#### What is asked
Transcribe all the entries word for word, skipping the pictures.

━━━━━━━━━━━━━━━━

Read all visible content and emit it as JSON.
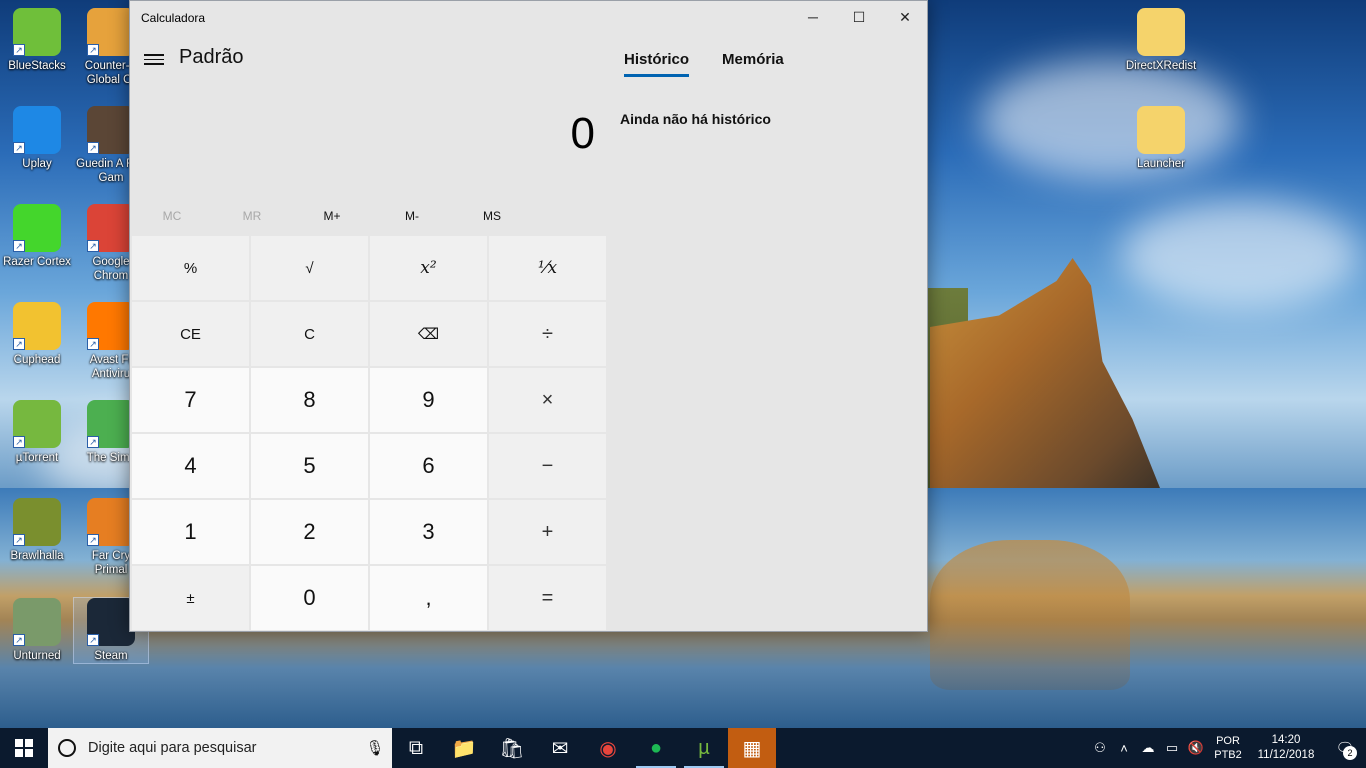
{
  "desktop": {
    "icons": [
      {
        "label": "BlueStacks",
        "icon": "bluestacks-icon",
        "color": "#6fbf3a"
      },
      {
        "label": "Counter-S Global Of",
        "icon": "csgo-icon",
        "color": "#e6a23c"
      },
      {
        "label": "Uplay",
        "icon": "uplay-icon",
        "color": "#1e88e5"
      },
      {
        "label": "Guedin A Fan Gam",
        "icon": "game-icon",
        "color": "#5b4636"
      },
      {
        "label": "Razer Cortex",
        "icon": "razer-cortex-icon",
        "color": "#44d62c"
      },
      {
        "label": "Google Chrom",
        "icon": "chrome-icon",
        "color": "#db4437"
      },
      {
        "label": "Cuphead",
        "icon": "cuphead-icon",
        "color": "#f2c230"
      },
      {
        "label": "Avast Fr Antiviru",
        "icon": "avast-icon",
        "color": "#ff7800"
      },
      {
        "label": "µTorrent",
        "icon": "utorrent-icon",
        "color": "#76b83f"
      },
      {
        "label": "The Sims",
        "icon": "sims-icon",
        "color": "#4caf50"
      },
      {
        "label": "Brawlhalla",
        "icon": "brawlhalla-icon",
        "color": "#7a8f2e"
      },
      {
        "label": "Far Cry Primal",
        "icon": "farcry-icon",
        "color": "#e67e22"
      },
      {
        "label": "Unturned",
        "icon": "unturned-icon",
        "color": "#7a9a6a"
      },
      {
        "label": "Steam",
        "icon": "steam-icon",
        "color": "#1b2838"
      },
      {
        "label": "DirectXRedist",
        "icon": "folder-icon",
        "color": "#f5d36b"
      },
      {
        "label": "Launcher",
        "icon": "folder-icon",
        "color": "#f5d36b"
      }
    ]
  },
  "calculator": {
    "window_title": "Calculadora",
    "mode": "Padrão",
    "display": "0",
    "memory": [
      "MC",
      "MR",
      "M+",
      "M-",
      "MS"
    ],
    "memory_disabled": [
      true,
      true,
      false,
      false,
      false
    ],
    "keys": [
      {
        "label": "%",
        "kind": "fn",
        "name": "percent-key"
      },
      {
        "label": "√",
        "kind": "fn",
        "name": "sqrt-key"
      },
      {
        "label": "x²",
        "kind": "fn",
        "name": "square-key"
      },
      {
        "label": "¹⁄x",
        "kind": "fn",
        "name": "reciprocal-key"
      },
      {
        "label": "CE",
        "kind": "fn",
        "name": "clear-entry-key"
      },
      {
        "label": "C",
        "kind": "fn",
        "name": "clear-key"
      },
      {
        "label": "⌫",
        "kind": "fn",
        "name": "backspace-key"
      },
      {
        "label": "÷",
        "kind": "op",
        "name": "divide-key"
      },
      {
        "label": "7",
        "kind": "num",
        "name": "digit-7-key"
      },
      {
        "label": "8",
        "kind": "num",
        "name": "digit-8-key"
      },
      {
        "label": "9",
        "kind": "num",
        "name": "digit-9-key"
      },
      {
        "label": "×",
        "kind": "op",
        "name": "multiply-key"
      },
      {
        "label": "4",
        "kind": "num",
        "name": "digit-4-key"
      },
      {
        "label": "5",
        "kind": "num",
        "name": "digit-5-key"
      },
      {
        "label": "6",
        "kind": "num",
        "name": "digit-6-key"
      },
      {
        "label": "−",
        "kind": "op",
        "name": "subtract-key"
      },
      {
        "label": "1",
        "kind": "num",
        "name": "digit-1-key"
      },
      {
        "label": "2",
        "kind": "num",
        "name": "digit-2-key"
      },
      {
        "label": "3",
        "kind": "num",
        "name": "digit-3-key"
      },
      {
        "label": "+",
        "kind": "op",
        "name": "add-key"
      },
      {
        "label": "±",
        "kind": "fn",
        "name": "negate-key"
      },
      {
        "label": "0",
        "kind": "num",
        "name": "digit-0-key"
      },
      {
        "label": ",",
        "kind": "num",
        "name": "decimal-key"
      },
      {
        "label": "=",
        "kind": "op",
        "name": "equals-key"
      }
    ],
    "tabs": [
      "Histórico",
      "Memória"
    ],
    "active_tab": "Histórico",
    "empty_history": "Ainda não há histórico",
    "accent": "#0063b1"
  },
  "taskbar": {
    "search_placeholder": "Digite aqui para pesquisar",
    "pinned": [
      {
        "icon": "task-view-icon",
        "active": false
      },
      {
        "icon": "file-explorer-icon",
        "active": false
      },
      {
        "icon": "store-icon",
        "active": false
      },
      {
        "icon": "mail-icon",
        "active": false
      },
      {
        "icon": "chrome-icon",
        "active": false
      },
      {
        "icon": "spotify-icon",
        "active": true
      },
      {
        "icon": "utorrent-icon",
        "active": true
      },
      {
        "icon": "calculator-icon",
        "active": true
      }
    ],
    "language": "POR",
    "keyboard": "PTB2",
    "time": "14:20",
    "date": "11/12/2018",
    "notifications": "2"
  }
}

━━━━━━━━━━━━━━━━

#### Result below
Read all visible content and emit it as JSON.
{
  "desktop": {
    "icons": [
      {
        "label": "BlueStacks",
        "icon": "bluestacks-icon",
        "color": "#6fbf3a"
      },
      {
        "label": "Counter-S Global Of",
        "icon": "csgo-icon",
        "color": "#e6a23c"
      },
      {
        "label": "Uplay",
        "icon": "uplay-icon",
        "color": "#1e88e5"
      },
      {
        "label": "Guedin A Fan Gam",
        "icon": "game-icon",
        "color": "#5b4636"
      },
      {
        "label": "Razer Cortex",
        "icon": "razer-cortex-icon",
        "color": "#44d62c"
      },
      {
        "label": "Google Chrom",
        "icon": "chrome-icon",
        "color": "#db4437"
      },
      {
        "label": "Cuphead",
        "icon": "cuphead-icon",
        "color": "#f2c230"
      },
      {
        "label": "Avast Fr Antiviru",
        "icon": "avast-icon",
        "color": "#ff7800"
      },
      {
        "label": "µTorrent",
        "icon": "utorrent-icon",
        "color": "#76b83f"
      },
      {
        "label": "The Sims",
        "icon": "sims-icon",
        "color": "#4caf50"
      },
      {
        "label": "Brawlhalla",
        "icon": "brawlhalla-icon",
        "color": "#7a8f2e"
      },
      {
        "label": "Far Cry Primal",
        "icon": "farcry-icon",
        "color": "#e67e22"
      },
      {
        "label": "Unturned",
        "icon": "unturned-icon",
        "color": "#7a9a6a"
      },
      {
        "label": "Steam",
        "icon": "steam-icon",
        "color": "#1b2838"
      },
      {
        "label": "DirectXRedist",
        "icon": "folder-icon",
        "color": "#f5d36b"
      },
      {
        "label": "Launcher",
        "icon": "folder-icon",
        "color": "#f5d36b"
      }
    ]
  },
  "calculator": {
    "window_title": "Calculadora",
    "mode": "Padrão",
    "display": "0",
    "memory": [
      "MC",
      "MR",
      "M+",
      "M-",
      "MS"
    ],
    "memory_disabled": [
      true,
      true,
      false,
      false,
      false
    ],
    "keys": [
      {
        "label": "%",
        "kind": "fn",
        "name": "percent-key"
      },
      {
        "label": "√",
        "kind": "fn",
        "name": "sqrt-key"
      },
      {
        "label": "x²",
        "kind": "fn",
        "name": "square-key"
      },
      {
        "label": "¹⁄x",
        "kind": "fn",
        "name": "reciprocal-key"
      },
      {
        "label": "CE",
        "kind": "fn",
        "name": "clear-entry-key"
      },
      {
        "label": "C",
        "kind": "fn",
        "name": "clear-key"
      },
      {
        "label": "⌫",
        "kind": "fn",
        "name": "backspace-key"
      },
      {
        "label": "÷",
        "kind": "op",
        "name": "divide-key"
      },
      {
        "label": "7",
        "kind": "num",
        "name": "digit-7-key"
      },
      {
        "label": "8",
        "kind": "num",
        "name": "digit-8-key"
      },
      {
        "label": "9",
        "kind": "num",
        "name": "digit-9-key"
      },
      {
        "label": "×",
        "kind": "op",
        "name": "multiply-key"
      },
      {
        "label": "4",
        "kind": "num",
        "name": "digit-4-key"
      },
      {
        "label": "5",
        "kind": "num",
        "name": "digit-5-key"
      },
      {
        "label": "6",
        "kind": "num",
        "name": "digit-6-key"
      },
      {
        "label": "−",
        "kind": "op",
        "name": "subtract-key"
      },
      {
        "label": "1",
        "kind": "num",
        "name": "digit-1-key"
      },
      {
        "label": "2",
        "kind": "num",
        "name": "digit-2-key"
      },
      {
        "label": "3",
        "kind": "num",
        "name": "digit-3-key"
      },
      {
        "label": "+",
        "kind": "op",
        "name": "add-key"
      },
      {
        "label": "±",
        "kind": "fn",
        "name": "negate-key"
      },
      {
        "label": "0",
        "kind": "num",
        "name": "digit-0-key"
      },
      {
        "label": ",",
        "kind": "num",
        "name": "decimal-key"
      },
      {
        "label": "=",
        "kind": "op",
        "name": "equals-key"
      }
    ],
    "tabs": [
      "Histórico",
      "Memória"
    ],
    "active_tab": "Histórico",
    "empty_history": "Ainda não há histórico",
    "accent": "#0063b1"
  },
  "taskbar": {
    "search_placeholder": "Digite aqui para pesquisar",
    "pinned": [
      {
        "icon": "task-view-icon",
        "active": false
      },
      {
        "icon": "file-explorer-icon",
        "active": false
      },
      {
        "icon": "store-icon",
        "active": false
      },
      {
        "icon": "mail-icon",
        "active": false
      },
      {
        "icon": "chrome-icon",
        "active": false
      },
      {
        "icon": "spotify-icon",
        "active": true
      },
      {
        "icon": "utorrent-icon",
        "active": true
      },
      {
        "icon": "calculator-icon",
        "active": true
      }
    ],
    "language": "POR",
    "keyboard": "PTB2",
    "time": "14:20",
    "date": "11/12/2018",
    "notifications": "2"
  }
}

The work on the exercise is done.